[START OF EXTRACTED MATERIAL]
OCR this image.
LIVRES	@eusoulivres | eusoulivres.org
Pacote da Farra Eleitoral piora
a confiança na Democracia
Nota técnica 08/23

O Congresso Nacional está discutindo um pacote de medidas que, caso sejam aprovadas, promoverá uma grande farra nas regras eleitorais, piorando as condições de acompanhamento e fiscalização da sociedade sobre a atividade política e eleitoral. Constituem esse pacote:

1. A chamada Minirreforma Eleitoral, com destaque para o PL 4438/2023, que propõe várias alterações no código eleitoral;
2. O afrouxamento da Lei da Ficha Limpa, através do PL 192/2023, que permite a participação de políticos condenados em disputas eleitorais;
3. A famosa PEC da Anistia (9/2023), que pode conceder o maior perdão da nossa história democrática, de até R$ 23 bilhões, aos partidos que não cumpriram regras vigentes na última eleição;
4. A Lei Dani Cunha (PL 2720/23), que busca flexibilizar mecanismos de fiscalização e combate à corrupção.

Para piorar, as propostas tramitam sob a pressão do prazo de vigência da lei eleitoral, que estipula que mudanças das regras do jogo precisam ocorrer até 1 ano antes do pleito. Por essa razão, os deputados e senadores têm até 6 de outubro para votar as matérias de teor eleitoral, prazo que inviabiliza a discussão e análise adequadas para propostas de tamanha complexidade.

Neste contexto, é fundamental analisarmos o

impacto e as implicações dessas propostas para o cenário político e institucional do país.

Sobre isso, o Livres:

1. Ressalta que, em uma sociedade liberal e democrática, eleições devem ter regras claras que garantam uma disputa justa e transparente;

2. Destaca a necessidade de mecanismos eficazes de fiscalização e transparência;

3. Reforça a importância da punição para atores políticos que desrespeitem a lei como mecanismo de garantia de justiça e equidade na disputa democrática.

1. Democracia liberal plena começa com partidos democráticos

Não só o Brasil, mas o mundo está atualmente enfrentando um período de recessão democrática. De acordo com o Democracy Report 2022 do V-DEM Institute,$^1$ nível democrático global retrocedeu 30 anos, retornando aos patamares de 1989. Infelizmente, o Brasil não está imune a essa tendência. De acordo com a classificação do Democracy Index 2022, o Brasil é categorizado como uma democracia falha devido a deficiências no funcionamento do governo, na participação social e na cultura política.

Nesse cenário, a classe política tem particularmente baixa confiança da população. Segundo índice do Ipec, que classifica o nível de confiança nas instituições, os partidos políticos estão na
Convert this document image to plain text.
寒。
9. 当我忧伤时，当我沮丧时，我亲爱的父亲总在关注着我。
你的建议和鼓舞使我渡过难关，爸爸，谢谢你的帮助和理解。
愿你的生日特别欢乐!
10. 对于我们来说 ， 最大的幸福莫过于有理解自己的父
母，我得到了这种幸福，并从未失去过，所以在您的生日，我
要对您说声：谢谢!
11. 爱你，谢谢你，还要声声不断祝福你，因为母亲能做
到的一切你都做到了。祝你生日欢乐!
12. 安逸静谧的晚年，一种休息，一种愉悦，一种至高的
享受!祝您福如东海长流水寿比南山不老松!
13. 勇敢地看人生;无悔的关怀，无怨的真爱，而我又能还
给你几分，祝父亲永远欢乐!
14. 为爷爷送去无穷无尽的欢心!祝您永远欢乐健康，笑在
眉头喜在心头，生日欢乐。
[END OF EXTRACTED MATERIAL]
Pull out every line of the records that includes the string "liberal".

1. Ressalta que, em uma sociedade liberal e democrática, eleições devem ter regras claras que garantam uma disputa justa e transparente;
1. Democracia liberal plena começa com partidos democráticos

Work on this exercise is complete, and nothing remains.